**Problem**:
Within the records that follow, find every line containing the string "ಆವರಣದಲ". Copy those lines.
--- begin Records to process ---
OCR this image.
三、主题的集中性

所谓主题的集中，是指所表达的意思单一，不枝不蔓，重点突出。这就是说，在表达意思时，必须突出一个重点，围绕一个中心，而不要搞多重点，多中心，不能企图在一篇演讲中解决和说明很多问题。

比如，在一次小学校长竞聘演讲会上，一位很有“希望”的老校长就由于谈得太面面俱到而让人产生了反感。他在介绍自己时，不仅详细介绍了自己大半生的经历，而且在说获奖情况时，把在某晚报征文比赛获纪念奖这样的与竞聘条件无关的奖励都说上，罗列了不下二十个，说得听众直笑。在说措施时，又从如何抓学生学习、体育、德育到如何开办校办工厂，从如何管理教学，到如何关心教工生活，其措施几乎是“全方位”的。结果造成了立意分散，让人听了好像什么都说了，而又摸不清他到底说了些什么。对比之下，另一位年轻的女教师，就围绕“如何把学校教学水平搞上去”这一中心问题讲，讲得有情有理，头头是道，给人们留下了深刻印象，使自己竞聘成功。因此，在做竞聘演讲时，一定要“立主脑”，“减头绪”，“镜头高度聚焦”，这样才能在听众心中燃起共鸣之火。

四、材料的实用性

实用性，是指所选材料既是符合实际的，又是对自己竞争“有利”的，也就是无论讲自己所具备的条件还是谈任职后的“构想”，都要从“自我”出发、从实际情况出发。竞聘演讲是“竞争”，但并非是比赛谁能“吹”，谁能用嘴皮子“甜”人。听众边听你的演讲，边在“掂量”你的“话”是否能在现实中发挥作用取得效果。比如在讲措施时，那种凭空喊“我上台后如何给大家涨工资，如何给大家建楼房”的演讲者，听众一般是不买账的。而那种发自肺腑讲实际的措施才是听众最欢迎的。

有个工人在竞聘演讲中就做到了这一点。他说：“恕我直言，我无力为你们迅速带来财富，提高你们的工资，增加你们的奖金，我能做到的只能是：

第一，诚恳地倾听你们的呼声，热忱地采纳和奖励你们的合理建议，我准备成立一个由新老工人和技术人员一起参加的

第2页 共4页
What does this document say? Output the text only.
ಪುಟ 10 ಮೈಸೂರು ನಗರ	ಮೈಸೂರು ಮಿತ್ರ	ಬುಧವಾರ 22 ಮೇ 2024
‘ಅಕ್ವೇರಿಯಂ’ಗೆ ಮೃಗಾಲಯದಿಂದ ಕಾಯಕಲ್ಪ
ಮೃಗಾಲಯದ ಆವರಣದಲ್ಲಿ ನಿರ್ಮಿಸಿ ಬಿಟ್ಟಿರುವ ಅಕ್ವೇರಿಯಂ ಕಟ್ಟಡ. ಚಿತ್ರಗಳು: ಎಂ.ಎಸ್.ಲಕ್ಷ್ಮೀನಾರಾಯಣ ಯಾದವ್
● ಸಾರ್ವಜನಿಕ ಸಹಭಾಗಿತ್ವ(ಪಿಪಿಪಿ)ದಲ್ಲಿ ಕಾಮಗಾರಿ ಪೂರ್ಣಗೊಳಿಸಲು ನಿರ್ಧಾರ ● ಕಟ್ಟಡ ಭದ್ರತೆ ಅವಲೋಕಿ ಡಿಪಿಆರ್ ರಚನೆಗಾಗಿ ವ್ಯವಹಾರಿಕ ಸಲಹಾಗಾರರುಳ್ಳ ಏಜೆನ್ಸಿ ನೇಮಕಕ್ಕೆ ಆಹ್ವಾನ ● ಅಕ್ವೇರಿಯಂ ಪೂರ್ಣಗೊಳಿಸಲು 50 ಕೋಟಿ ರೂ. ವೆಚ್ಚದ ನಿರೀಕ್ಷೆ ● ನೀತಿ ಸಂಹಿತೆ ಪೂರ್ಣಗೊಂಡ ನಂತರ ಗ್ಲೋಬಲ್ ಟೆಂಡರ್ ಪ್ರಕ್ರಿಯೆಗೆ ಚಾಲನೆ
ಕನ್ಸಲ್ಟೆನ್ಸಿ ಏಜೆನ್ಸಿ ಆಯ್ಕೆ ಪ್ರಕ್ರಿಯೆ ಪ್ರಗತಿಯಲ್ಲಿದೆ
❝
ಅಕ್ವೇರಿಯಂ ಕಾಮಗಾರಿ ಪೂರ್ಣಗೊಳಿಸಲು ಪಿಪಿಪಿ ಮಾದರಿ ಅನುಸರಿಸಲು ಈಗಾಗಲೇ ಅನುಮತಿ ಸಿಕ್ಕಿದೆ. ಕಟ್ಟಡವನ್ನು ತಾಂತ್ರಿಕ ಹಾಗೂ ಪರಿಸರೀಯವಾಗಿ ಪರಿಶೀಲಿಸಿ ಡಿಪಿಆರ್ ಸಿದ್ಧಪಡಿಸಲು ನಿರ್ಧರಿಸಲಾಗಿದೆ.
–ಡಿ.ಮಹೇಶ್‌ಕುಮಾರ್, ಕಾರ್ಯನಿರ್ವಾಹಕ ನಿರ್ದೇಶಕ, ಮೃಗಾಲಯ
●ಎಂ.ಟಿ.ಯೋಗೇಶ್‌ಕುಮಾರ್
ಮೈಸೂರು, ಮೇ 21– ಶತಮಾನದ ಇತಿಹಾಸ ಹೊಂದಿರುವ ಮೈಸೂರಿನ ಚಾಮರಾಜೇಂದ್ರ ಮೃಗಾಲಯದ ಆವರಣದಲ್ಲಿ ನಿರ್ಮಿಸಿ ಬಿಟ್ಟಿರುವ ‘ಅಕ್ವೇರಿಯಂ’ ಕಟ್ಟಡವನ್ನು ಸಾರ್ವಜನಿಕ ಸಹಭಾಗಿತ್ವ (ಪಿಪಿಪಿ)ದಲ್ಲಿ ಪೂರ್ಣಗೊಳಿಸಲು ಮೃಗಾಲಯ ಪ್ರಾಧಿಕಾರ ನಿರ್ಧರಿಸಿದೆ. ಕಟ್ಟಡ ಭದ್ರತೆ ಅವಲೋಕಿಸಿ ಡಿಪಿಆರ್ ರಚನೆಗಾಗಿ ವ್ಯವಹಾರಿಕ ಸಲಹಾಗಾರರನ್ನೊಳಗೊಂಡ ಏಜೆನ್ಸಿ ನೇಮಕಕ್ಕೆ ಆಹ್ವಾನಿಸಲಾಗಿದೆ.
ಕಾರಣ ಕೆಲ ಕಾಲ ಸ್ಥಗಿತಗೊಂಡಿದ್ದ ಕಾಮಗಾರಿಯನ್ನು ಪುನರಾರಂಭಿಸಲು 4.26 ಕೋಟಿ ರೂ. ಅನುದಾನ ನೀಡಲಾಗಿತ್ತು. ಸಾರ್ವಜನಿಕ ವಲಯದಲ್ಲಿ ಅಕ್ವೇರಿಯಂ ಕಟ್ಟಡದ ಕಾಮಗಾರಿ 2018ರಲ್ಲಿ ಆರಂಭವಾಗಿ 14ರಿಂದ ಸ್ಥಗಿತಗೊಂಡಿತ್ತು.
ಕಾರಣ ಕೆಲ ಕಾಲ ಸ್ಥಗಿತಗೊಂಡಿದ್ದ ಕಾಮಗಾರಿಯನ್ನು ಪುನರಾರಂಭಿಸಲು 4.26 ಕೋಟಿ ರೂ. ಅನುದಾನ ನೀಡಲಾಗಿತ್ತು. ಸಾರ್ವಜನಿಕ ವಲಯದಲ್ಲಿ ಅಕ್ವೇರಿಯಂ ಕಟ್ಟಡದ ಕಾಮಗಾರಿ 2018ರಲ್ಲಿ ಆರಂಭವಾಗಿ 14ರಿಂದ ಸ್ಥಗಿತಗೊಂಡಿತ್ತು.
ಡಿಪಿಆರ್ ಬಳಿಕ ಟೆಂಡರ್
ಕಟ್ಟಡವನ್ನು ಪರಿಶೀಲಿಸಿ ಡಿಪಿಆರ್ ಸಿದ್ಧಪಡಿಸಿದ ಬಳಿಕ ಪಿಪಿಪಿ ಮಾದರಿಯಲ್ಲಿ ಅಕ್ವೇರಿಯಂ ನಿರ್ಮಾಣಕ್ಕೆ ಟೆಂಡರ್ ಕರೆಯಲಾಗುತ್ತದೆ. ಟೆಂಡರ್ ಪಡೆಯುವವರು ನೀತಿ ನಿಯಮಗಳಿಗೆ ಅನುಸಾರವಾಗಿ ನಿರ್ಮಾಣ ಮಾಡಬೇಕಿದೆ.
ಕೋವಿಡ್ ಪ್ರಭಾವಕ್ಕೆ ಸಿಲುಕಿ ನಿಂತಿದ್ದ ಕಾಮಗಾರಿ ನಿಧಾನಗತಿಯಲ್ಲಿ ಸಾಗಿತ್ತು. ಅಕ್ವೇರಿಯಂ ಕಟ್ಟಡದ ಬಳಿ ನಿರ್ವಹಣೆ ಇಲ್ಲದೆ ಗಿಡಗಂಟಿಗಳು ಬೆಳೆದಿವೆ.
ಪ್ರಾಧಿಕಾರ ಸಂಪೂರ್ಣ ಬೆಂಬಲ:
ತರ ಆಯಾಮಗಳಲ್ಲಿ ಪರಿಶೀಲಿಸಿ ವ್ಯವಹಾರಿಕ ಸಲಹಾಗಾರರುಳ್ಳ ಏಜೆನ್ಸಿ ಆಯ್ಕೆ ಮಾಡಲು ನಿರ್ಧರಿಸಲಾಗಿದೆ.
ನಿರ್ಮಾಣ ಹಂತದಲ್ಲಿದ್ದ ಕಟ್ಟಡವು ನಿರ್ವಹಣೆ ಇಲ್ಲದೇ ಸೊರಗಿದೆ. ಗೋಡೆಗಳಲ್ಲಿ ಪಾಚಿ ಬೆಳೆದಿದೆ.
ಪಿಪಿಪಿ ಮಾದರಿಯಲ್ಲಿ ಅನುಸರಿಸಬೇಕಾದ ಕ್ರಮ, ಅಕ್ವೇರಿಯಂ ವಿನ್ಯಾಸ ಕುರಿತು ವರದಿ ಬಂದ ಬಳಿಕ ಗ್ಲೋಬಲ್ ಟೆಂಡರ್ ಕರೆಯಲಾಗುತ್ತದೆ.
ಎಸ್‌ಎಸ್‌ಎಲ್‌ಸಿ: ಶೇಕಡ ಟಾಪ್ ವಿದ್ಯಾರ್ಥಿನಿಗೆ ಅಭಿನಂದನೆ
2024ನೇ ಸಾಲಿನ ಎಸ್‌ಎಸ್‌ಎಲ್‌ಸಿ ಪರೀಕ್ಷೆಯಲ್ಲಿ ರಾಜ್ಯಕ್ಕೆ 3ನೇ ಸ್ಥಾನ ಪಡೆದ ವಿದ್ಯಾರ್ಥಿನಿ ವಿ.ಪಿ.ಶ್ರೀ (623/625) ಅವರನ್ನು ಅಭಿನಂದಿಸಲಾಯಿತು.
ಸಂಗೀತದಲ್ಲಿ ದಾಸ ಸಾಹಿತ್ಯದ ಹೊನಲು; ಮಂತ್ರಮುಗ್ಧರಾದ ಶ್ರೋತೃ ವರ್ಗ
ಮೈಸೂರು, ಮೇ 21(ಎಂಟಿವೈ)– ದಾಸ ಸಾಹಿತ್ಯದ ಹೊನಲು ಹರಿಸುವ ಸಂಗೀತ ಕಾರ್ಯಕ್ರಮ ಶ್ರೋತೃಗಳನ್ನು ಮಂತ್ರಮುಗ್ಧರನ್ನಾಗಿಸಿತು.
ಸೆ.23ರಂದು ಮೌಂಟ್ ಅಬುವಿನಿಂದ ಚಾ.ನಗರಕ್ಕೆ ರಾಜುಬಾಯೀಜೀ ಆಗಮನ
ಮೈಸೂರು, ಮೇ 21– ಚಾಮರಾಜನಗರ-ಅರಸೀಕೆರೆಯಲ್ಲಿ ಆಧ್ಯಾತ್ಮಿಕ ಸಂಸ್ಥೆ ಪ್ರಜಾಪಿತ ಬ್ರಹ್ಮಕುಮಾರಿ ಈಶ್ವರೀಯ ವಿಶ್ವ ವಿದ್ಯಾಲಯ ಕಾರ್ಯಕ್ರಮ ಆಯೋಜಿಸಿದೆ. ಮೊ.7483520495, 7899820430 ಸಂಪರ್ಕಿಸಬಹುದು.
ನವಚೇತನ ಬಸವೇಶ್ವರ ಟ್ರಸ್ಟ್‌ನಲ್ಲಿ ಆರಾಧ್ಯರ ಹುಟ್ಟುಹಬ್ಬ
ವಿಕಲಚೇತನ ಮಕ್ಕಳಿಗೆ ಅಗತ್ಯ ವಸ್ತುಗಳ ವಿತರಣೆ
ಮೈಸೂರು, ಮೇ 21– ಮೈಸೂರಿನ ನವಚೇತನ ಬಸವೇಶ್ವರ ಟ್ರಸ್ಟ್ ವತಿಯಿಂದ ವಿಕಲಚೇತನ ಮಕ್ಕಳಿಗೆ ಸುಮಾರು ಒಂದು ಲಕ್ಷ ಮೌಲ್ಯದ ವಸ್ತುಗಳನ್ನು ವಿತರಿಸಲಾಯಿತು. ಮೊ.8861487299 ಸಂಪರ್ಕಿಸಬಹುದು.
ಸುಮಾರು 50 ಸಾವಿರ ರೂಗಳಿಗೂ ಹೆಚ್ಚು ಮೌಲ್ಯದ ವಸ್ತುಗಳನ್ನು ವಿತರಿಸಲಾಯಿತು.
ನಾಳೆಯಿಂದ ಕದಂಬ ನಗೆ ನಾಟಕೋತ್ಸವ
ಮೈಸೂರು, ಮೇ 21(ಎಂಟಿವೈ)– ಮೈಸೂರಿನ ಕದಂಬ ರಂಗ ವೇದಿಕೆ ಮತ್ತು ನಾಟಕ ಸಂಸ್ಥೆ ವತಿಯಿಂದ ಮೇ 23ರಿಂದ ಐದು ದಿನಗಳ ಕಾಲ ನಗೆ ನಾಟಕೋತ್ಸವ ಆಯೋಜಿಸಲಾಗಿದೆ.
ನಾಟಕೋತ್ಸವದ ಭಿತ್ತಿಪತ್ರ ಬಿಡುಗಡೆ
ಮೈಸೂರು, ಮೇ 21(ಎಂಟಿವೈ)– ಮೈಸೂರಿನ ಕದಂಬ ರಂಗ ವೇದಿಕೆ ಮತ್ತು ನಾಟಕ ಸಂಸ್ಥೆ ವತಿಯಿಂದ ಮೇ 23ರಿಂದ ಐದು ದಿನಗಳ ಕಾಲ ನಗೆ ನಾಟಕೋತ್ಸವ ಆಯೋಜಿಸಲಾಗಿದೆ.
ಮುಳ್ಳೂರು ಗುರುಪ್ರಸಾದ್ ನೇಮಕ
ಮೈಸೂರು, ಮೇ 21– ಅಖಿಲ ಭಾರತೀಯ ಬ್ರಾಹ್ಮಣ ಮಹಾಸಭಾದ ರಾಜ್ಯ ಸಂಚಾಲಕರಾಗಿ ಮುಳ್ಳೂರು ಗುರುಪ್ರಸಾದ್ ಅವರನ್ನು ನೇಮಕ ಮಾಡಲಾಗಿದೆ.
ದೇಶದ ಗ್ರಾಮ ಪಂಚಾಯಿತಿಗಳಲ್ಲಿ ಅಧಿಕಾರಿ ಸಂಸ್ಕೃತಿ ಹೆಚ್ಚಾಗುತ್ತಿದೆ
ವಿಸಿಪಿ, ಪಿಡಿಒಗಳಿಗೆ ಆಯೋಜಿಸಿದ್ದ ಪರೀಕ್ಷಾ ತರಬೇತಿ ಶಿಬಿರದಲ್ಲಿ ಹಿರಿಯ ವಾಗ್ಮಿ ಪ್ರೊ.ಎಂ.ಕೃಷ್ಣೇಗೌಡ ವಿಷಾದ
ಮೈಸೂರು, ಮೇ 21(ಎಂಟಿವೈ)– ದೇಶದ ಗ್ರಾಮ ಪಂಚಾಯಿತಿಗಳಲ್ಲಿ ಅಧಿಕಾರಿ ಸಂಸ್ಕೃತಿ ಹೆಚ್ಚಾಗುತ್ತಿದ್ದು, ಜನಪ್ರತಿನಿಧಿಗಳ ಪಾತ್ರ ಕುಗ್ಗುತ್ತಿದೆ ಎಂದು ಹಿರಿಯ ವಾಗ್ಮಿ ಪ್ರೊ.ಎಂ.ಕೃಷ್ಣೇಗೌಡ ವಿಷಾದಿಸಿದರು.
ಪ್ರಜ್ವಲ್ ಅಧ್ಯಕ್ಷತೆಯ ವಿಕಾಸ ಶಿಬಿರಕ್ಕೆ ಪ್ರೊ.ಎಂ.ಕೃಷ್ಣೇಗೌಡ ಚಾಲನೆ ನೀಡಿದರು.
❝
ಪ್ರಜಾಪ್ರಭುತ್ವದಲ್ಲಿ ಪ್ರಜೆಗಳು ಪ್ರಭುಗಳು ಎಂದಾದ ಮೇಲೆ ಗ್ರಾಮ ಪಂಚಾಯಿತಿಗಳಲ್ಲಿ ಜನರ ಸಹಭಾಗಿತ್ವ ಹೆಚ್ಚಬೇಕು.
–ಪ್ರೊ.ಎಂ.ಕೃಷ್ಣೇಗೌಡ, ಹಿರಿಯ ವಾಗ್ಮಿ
--- end Records to process ---
**Task answer**:
ಮೃಗಾಲಯದ ಆವರಣದಲ್ಲಿ ನಿರ್ಮಿಸಿ ಬಿಟ್ಟಿರುವ ಅಕ್ವೇರಿಯಂ ಕಟ್ಟಡ. ಚಿತ್ರಗಳು: ಎಂ.ಎಸ್.ಲಕ್ಷ್ಮೀನಾರಾಯಣ ಯಾದವ್
ಮೈಸೂರು, ಮೇ 21– ಶತಮಾನದ ಇತಿಹಾಸ ಹೊಂದಿರುವ ಮೈಸೂರಿನ ಚಾಮರಾಜೇಂದ್ರ ಮೃಗಾಲಯದ ಆವರಣದಲ್ಲಿ ನಿರ್ಮಿಸಿ ಬಿಟ್ಟಿರುವ ‘ಅಕ್ವೇರಿಯಂ’ ಕಟ್ಟಡವನ್ನು ಸಾರ್ವಜನಿಕ ಸಹಭಾಗಿತ್ವ (ಪಿಪಿಪಿ)ದಲ್ಲಿ ಪೂರ್ಣಗೊಳಿಸಲು ಮೃಗಾಲಯ ಪ್ರಾಧಿಕಾರ ನಿರ್ಧರಿಸಿದೆ. ಕಟ್ಟಡ ಭದ್ರತೆ ಅವಲೋಕಿಸಿ ಡಿಪಿಆರ್ ರಚನೆಗಾಗಿ ವ್ಯವಹಾರಿಕ ಸಲಹಾಗಾರರನ್ನೊಳಗೊಂಡ ಏಜೆನ್ಸಿ ನೇಮಕಕ್ಕೆ ಆಹ್ವಾನಿಸಲಾಗಿದೆ.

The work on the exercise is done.